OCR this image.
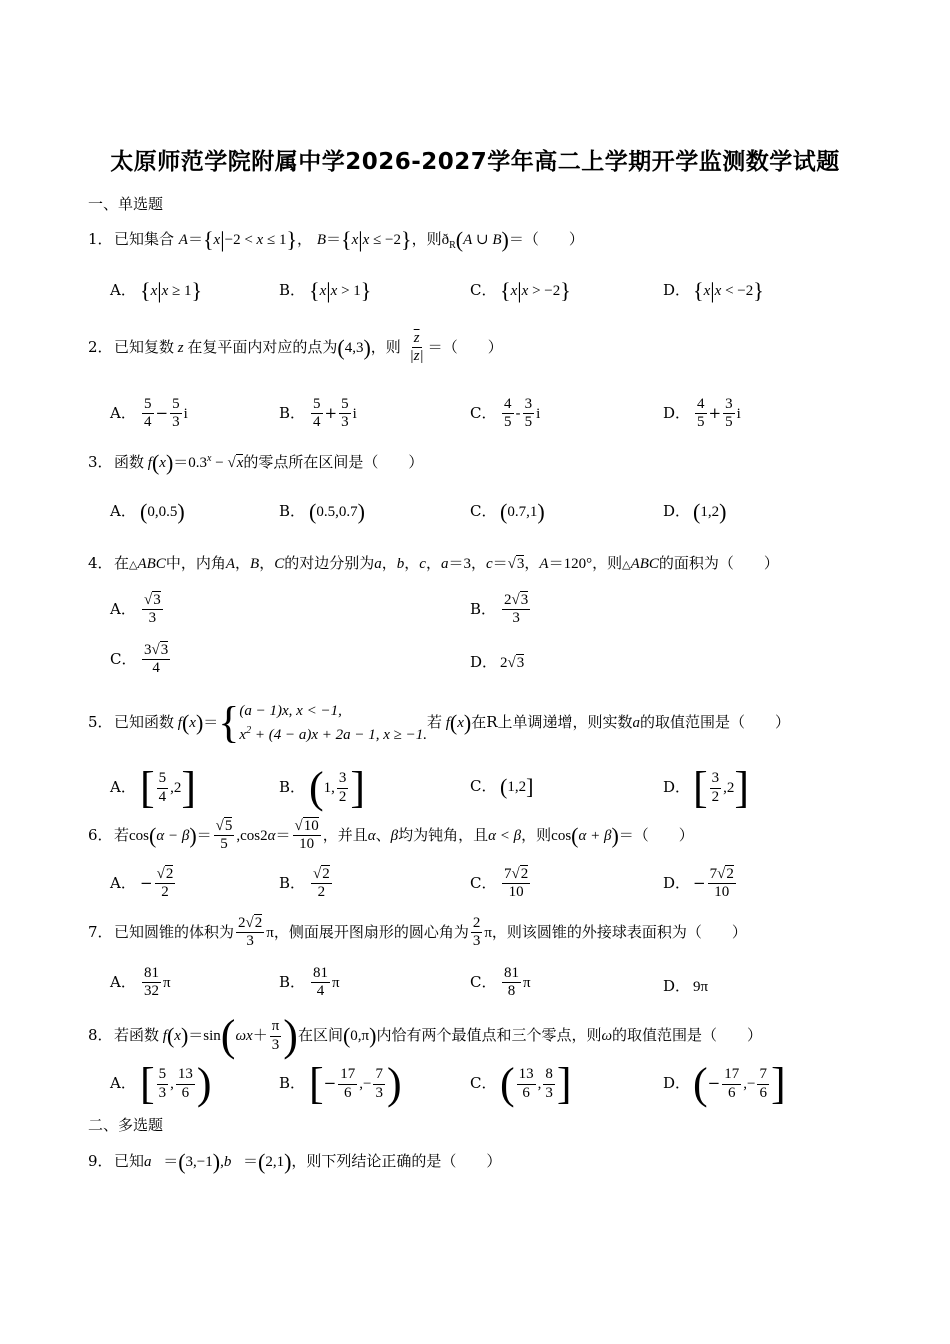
太原师范学院附属中学2026-2027学年高二上学期开学监测数学试题
一、单选题
1．已知集合 A＝{x|−2 < x ≤ 1}， B＝{x|x ≤ −2}，则$ð_R(A$ ∪ B)＝（　　）
A． {x|x ≥ 1}	B． {x|x > 1}	C． {x|x > −2}	D． {x|x < −2}
2．已知复数 z 在复平面内对应的点为(4,3)，则 $\frac{\overline{z}}{|z|}$ ＝（　　）
A． $\frac{5}{4} - \frac{5}{3}$ i	B． $\frac{5}{4} + \frac{5}{3}$ i	C． $\frac{4}{5} - \frac{3}{5}$ i	D． $\frac{4}{5} + \frac{3}{5}$ i
3．函数 $f(x)=0.3^x - √x$的零点所在区间是（　　）
A． (0,0.5)	B． (0.5,0.7)	C． (0.7,1)	D． (1,2)
4．在△ABC中，内角A，B，C的对边分别为a，b，c，a＝3，c＝√3，A＝120°，则△ABC的面积为（　　）
A． $\frac{√3}{3}$	B． $\frac{2√3}{3}$
C． $\frac{3√3}{4}$	D． 2√3
5．已知函数 f(x)＝{ (a − 1)x, x < −1,
$x^2 + (4 - a)x + 2a - 1$, x ≥ −1.
若 f(x)在R上单调递增，则实数a的取值范围是（　　）
A．[ $\frac{5}{4} ,2$]	B．(1, $\frac{3}{2}$ ]	C． (1,2]	D．[ $\frac{3}{2} ,2$]
6．若$\cos(\alpha - \beta)= \frac{√5}{5} ,\cos 2\alpha= \frac{√10}{10}$ ，并且α、β均为钝角，且α < β，则cos(α + β)＝（　　）
A． − $\frac{√2}{2}$	B． $\frac{√2}{2}$	C． $\frac{7√2}{10}$	D． − $\frac{7√2}{10}$
7．已知圆锥的体积为 $\frac{2√2}{3}$ π，侧面展开图扇形的圆心角为 $\frac{2}{3}$ π，则该圆锥的外接球表面积为（　　）
A． $\frac{81}{32}$ π	B． $\frac{81}{4}$ π	C． $\frac{81}{8}$ π	D． 9π
8．若函数 $f(x)=\sin(\omega x+ \frac{\pi}{3}$ )在区间(0,π)内恰有两个最值点和三个零点，则ω的取值范围是（　　）
A．[ $\frac{5}{3}$ , $\frac{13}{6}$ )	B．[− $\frac{17}{6}$ ,− $\frac{7}{3}$ )	C．( $\frac{13}{6}$ , $\frac{8}{3}$ ]	D．(− $\frac{17}{6}$ ,− $\frac{7}{6}$ ]
二、多选题
9．已知a⃗＝(3,−1),b⃗＝(2,1)，则下列结论正确的是（　　）
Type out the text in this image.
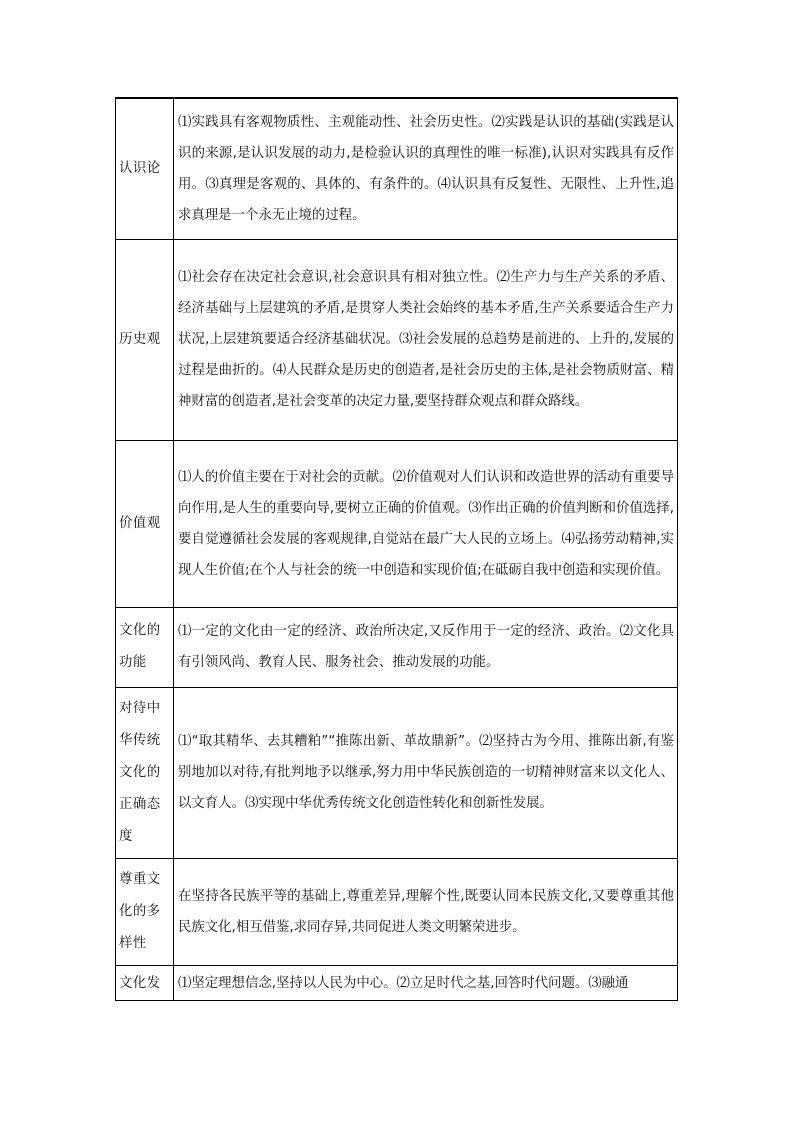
认识论	⑴实践具有客观物质性、主观能动性、社会历史性。⑵实践是认识的基础(实践是认识的来源,是认识发展的动力,是检验认识的真理性的唯一标准),认识对实践具有反作用。⑶真理是客观的、具体的、有条件的。⑷认识具有反复性、无限性、上升性,追求真理是一个永无止境的过程。
历史观	⑴社会存在决定社会意识,社会意识具有相对独立性。⑵生产力与生产关系的矛盾、经济基础与上层建筑的矛盾,是贯穿人类社会始终的基本矛盾,生产关系要适合生产力状况,上层建筑要适合经济基础状况。⑶社会发展的总趋势是前进的、上升的,发展的过程是曲折的。⑷人民群众是历史的创造者,是社会历史的主体,是社会物质财富、精神财富的创造者,是社会变革的决定力量,要坚持群众观点和群众路线。
价值观	⑴人的价值主要在于对社会的贡献。⑵价值观对人们认识和改造世界的活动有重要导向作用,是人生的重要向导,要树立正确的价值观。⑶作出正确的价值判断和价值选择,要自觉遵循社会发展的客观规律,自觉站在最广大人民的立场上。⑷弘扬劳动精神,实现人生价值;在个人与社会的统一中创造和实现价值;在砥砺自我中创造和实现价值。
文化的功能	⑴一定的文化由一定的经济、政治所决定,又反作用于一定的经济、政治。⑵文化具有引领风尚、教育人民、服务社会、推动发展的功能。
对待中华传统文化的正确态度	⑴“取其精华、去其糟粕”“推陈出新、革故鼎新”。⑵坚持古为今用、推陈出新,有鉴别地加以对待,有批判地予以继承,努力用中华民族创造的一切精神财富来以文化人、以文育人。⑶实现中华优秀传统文化创造性转化和创新性发展。
尊重文化的多样性	在坚持各民族平等的基础上,尊重差异,理解个性,既要认同本民族文化,又要尊重其他民族文化,相互借鉴,求同存异,共同促进人类文明繁荣进步。

文化发	⑴坚定理想信念,坚持以人民为中心。⑵立足时代之基,回答时代问题。⑶融通
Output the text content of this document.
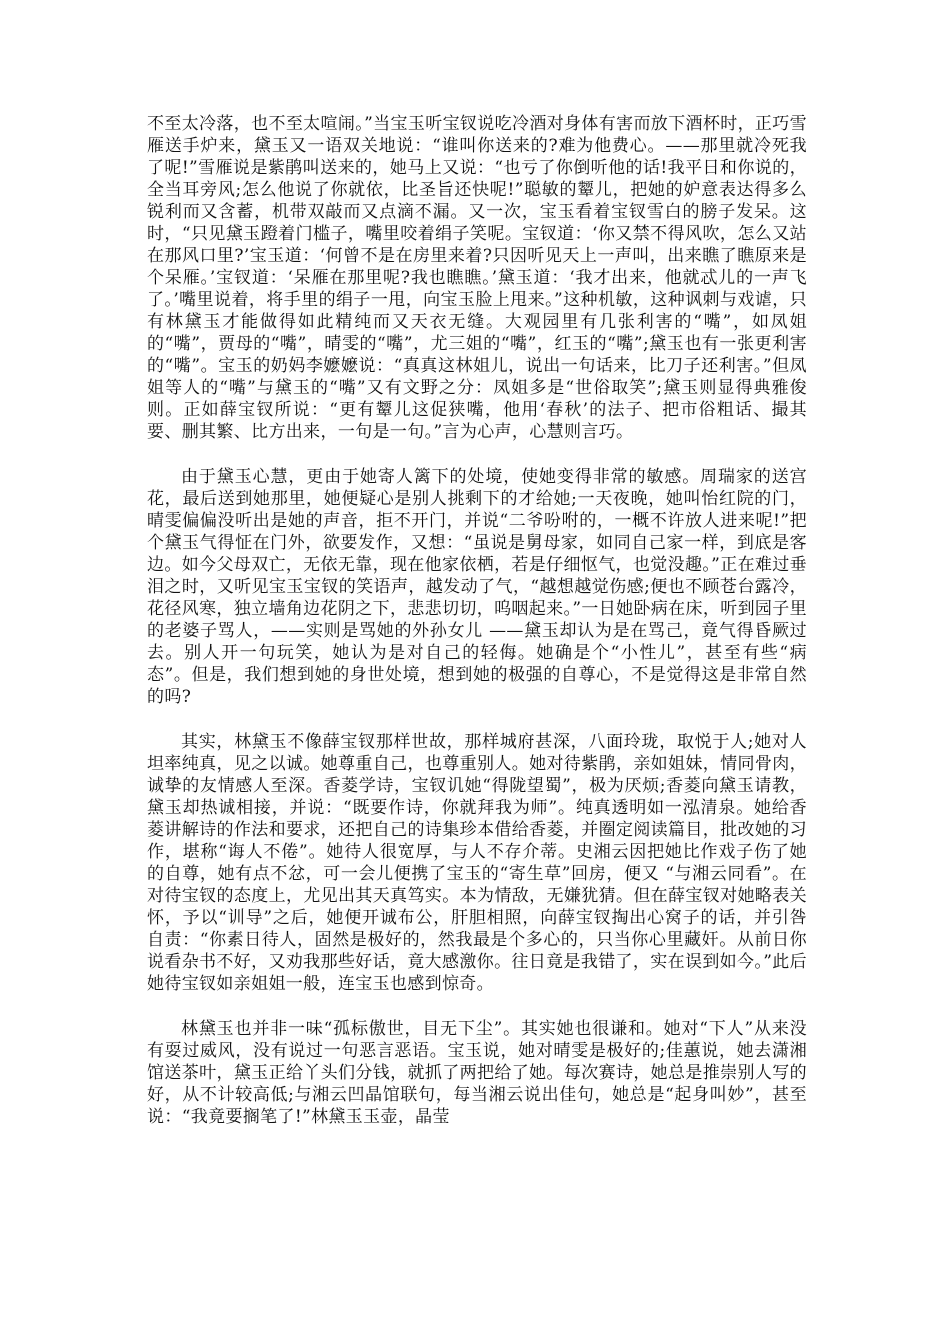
不至太冷落，也不至太喧闹。”当宝玉听宝钗说吃冷酒对身体有害而放下酒杯时，正巧雪雁送手炉来，黛玉又一语双关地说：“谁叫你送来的?难为他费心。——那里就冷死我了呢!”雪雁说是紫鹃叫送来的，她马上又说：“也亏了你倒听他的话!我平日和你说的，全当耳旁风;怎么他说了你就依，比圣旨还快呢!”聪敏的颦儿，把她的妒意表达得多么锐利而又含蓄，机带双敲而又点滴不漏。又一次，宝玉看着宝钗雪白的膀子发呆。这时，“只见黛玉蹬着门槛子，嘴里咬着绢子笑呢。宝钗道：‘你又禁不得风吹，怎么又站在那风口里?’宝玉道：‘何曾不是在房里来着?只因听见天上一声叫，出来瞧了瞧原来是个呆雁。’宝钗道：‘呆雁在那里呢?我也瞧瞧。’黛玉道：‘我才出来，他就忒儿的一声飞了。’嘴里说着，将手里的绢子一甩，向宝玉脸上甩来。”这种机敏，这种讽刺与戏谑，只有林黛玉才能做得如此精纯而又天衣无缝。大观园里有几张利害的“嘴”，如凤姐的“嘴”，贾母的“嘴”，晴雯的“嘴”，尤三姐的“嘴”，红玉的“嘴”;黛玉也有一张更利害的“嘴”。宝玉的奶妈李嬷嬷说：“真真这林姐儿，说出一句话来，比刀子还利害。”但凤姐等人的“嘴”与黛玉的“嘴”又有文野之分：凤姐多是“世俗取笑”;黛玉则显得典雅俊则。正如薛宝钗所说：“更有颦儿这促狭嘴，他用‘春秋’的法子、把市俗粗话、撮其要、删其繁、比方出来，一句是一句。”言为心声，心慧则言巧。

由于黛玉心慧，更由于她寄人篱下的处境，使她变得非常的敏感。周瑞家的送宫花，最后送到她那里，她便疑心是别人挑剩下的才给她;一天夜晚，她叫怡红院的门，晴雯偏偏没听出是她的声音，拒不开门，并说“二爷吩咐的，一概不许放人进来呢!”把个黛玉气得怔在门外，欲要发作，又想：“虽说是舅母家，如同自己家一样，到底是客边。如今父母双亡，无依无靠，现在他家依栖，若是仔细怄气，也觉没趣。”正在难过垂泪之时，又听见宝玉宝钗的笑语声，越发动了气，“越想越觉伤感;便也不顾苍台露冷，花径风寒，独立墙角边花阴之下，悲悲切切，呜咽起来。”一日她卧病在床，听到园子里的老婆子骂人，——实则是骂她的外孙女儿 ——黛玉却认为是在骂己，竟气得昏厥过去。别人开一句玩笑，她认为是对自己的轻侮。她确是个“小性儿”，甚至有些“病态”。但是，我们想到她的身世处境，想到她的极强的自尊心，不是觉得这是非常自然的吗?

其实，林黛玉不像薛宝钗那样世故，那样城府甚深，八面玲珑，取悦于人;她对人坦率纯真，见之以诚。她尊重自己，也尊重别人。她对待紫鹃，亲如姐妹，情同骨肉，诚挚的友情感人至深。香菱学诗，宝钗讥她“得陇望蜀”，极为厌烦;香菱向黛玉请教，黛玉却热诚相接，并说：“既要作诗，你就拜我为师”。纯真透明如一泓清泉。她给香菱讲解诗的作法和要求，还把自己的诗集珍本借给香菱，并圈定阅读篇目，批改她的习作，堪称“诲人不倦”。她待人很宽厚，与人不存介蒂。史湘云因把她比作戏子伤了她的自尊，她有点不忿，可一会儿便携了宝玉的“寄生草”回房，便又 “与湘云同看”。在对待宝钗的态度上，尤见出其天真笃实。本为情敌，无嫌犹猜。但在薛宝钗对她略表关怀，予以“训导”之后，她便开诚布公，肝胆相照，向薛宝钗掏出心窝子的话，并引咎自责：“你素日待人，固然是极好的，然我最是个多心的，只当你心里藏奸。从前日你说看杂书不好，又劝我那些好话，竟大感激你。往日竟是我错了，实在误到如今。”此后她待宝钗如亲姐姐一般，连宝玉也感到惊奇。

林黛玉也并非一味“孤标傲世，目无下尘”。其实她也很谦和。她对“下人”从来没有耍过威风，没有说过一句恶言恶语。宝玉说，她对晴雯是极好的;佳蕙说，她去潇湘馆送茶叶，黛玉正给丫头们分钱，就抓了两把给了她。每次赛诗，她总是推崇别人写的好，从不计较高低;与湘云凹晶馆联句，每当湘云说出佳句，她总是“起身叫妙”，甚至说：“我竟要搁笔了!”林黛玉玉壶，晶莹
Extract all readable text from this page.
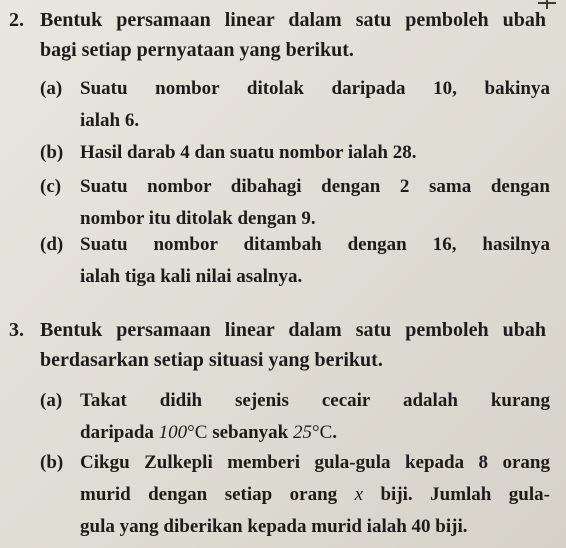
2. Bentuk persamaan linear dalam satu pemboleh ubah
bagi setiap pernyataan yang berikut.
(a) Suatu nombor ditolak daripada 10, bakinya
ialah 6.
(b) Hasil darab 4 dan suatu nombor ialah 28.
(c) Suatu nombor dibahagi dengan 2 sama dengan
nombor itu ditolak dengan 9.
(d) Suatu nombor ditambah dengan 16, hasilnya
ialah tiga kali nilai asalnya.
3. Bentuk persamaan linear dalam satu pemboleh ubah
berdasarkan setiap situasi yang berikut.
(a) Takat didih sejenis cecair adalah kurang
daripada 100°C sebanyak 25°C.
(b) Cikgu Zulkepli memberi gula-gula kepada 8 orang
murid dengan setiap orang x biji. Jumlah gula-
gula yang diberikan kepada murid ialah 40 biji.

+ + +

What is being asked
Which lines contain "setiap"? Copy each of them out.

The result
bagi setiap pernyataan yang berikut.
berdasarkan setiap situasi yang berikut.
murid dengan setiap orang x biji. Jumlah gula-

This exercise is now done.